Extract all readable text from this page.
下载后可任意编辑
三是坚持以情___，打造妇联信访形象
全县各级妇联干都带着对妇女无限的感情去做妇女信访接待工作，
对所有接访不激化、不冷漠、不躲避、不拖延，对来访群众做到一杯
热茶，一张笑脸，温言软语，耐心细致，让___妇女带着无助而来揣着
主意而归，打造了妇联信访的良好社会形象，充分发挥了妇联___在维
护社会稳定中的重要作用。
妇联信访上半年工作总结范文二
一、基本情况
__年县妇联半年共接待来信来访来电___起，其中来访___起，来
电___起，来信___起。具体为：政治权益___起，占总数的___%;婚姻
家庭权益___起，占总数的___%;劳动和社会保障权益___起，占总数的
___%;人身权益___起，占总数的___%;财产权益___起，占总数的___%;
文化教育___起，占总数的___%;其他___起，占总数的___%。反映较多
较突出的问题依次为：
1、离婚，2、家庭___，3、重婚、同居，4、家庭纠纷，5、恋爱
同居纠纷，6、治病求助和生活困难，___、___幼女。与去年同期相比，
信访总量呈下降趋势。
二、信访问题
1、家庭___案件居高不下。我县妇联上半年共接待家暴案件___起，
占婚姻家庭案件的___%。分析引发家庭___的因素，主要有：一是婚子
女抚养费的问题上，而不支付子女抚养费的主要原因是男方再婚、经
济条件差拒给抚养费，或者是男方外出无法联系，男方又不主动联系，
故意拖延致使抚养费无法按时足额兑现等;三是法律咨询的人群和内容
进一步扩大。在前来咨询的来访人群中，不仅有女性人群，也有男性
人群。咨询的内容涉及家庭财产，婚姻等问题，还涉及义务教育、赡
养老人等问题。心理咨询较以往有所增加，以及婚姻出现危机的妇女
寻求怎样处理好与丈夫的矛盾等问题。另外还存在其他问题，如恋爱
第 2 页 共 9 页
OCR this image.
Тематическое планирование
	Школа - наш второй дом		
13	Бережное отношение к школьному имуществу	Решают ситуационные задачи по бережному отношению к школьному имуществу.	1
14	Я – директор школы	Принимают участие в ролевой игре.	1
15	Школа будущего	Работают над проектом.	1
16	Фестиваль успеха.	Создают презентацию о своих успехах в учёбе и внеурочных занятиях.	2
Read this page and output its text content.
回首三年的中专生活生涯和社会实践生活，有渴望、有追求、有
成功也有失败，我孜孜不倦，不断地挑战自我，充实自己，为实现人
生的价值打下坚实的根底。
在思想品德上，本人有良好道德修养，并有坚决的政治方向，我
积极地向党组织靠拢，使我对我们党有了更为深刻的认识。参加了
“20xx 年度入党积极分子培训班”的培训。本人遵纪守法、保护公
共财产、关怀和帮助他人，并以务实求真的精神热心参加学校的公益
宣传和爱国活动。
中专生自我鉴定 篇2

Task prompt> All of the data above should be transcribed exactly.

The completed task>
Extract all readable text from this page.
下载后可任意编辑
三是坚持以情___，打造妇联信访形象
全县各级妇联干都带着对妇女无限的感情去做妇女信访接待工作，
对所有接访不激化、不冷漠、不躲避、不拖延，对来访群众做到一杯
热茶，一张笑脸，温言软语，耐心细致，让___妇女带着无助而来揣着
主意而归，打造了妇联信访的良好社会形象，充分发挥了妇联___在维
护社会稳定中的重要作用。
妇联信访上半年工作总结范文二
一、基本情况
__年县妇联半年共接待来信来访来电___起，其中来访___起，来
电___起，来信___起。具体为：政治权益___起，占总数的___%;婚姻
家庭权益___起，占总数的___%;劳动和社会保障权益___起，占总数的
___%;人身权益___起，占总数的___%;财产权益___起，占总数的___%;
文化教育___起，占总数的___%;其他___起，占总数的___%。反映较多
较突出的问题依次为：
1、离婚，2、家庭___，3、重婚、同居，4、家庭纠纷，5、恋爱
同居纠纷，6、治病求助和生活困难，___、___幼女。与去年同期相比，
信访总量呈下降趋势。
二、信访问题
1、家庭___案件居高不下。我县妇联上半年共接待家暴案件___起，
占婚姻家庭案件的___%。分析引发家庭___的因素，主要有：一是婚子
女抚养费的问题上，而不支付子女抚养费的主要原因是男方再婚、经
济条件差拒给抚养费，或者是男方外出无法联系，男方又不主动联系，
故意拖延致使抚养费无法按时足额兑现等;三是法律咨询的人群和内容
进一步扩大。在前来咨询的来访人群中，不仅有女性人群，也有男性
人群。咨询的内容涉及家庭财产，婚姻等问题，还涉及义务教育、赡
养老人等问题。心理咨询较以往有所增加，以及婚姻出现危机的妇女
寻求怎样处理好与丈夫的矛盾等问题。另外还存在其他问题，如恋爱
第 2 页 共 9 页
OCR this image.
Тематическое планирование
	Школа - наш второй дом		
13	Бережное отношение к школьному имуществу	Решают ситуационные задачи по бережному отношению к школьному имуществу.	1
14	Я – директор школы	Принимают участие в ролевой игре.	1
15	Школа будущего	Работают над проектом.	1
16	Фестиваль успеха.	Создают презентацию о своих успехах в учёбе и внеурочных занятиях.	2
Read this page and output its text content.
回首三年的中专生活生涯和社会实践生活，有渴望、有追求、有
成功也有失败，我孜孜不倦，不断地挑战自我，充实自己，为实现人
生的价值打下坚实的根底。
在思想品德上，本人有良好道德修养，并有坚决的政治方向，我
积极地向党组织靠拢，使我对我们党有了更为深刻的认识。参加了
“20xx 年度入党积极分子培训班”的培训。本人遵纪守法、保护公
共财产、关怀和帮助他人，并以务实求真的精神热心参加学校的公益
宣传和爱国活动。
中专生自我鉴定 篇2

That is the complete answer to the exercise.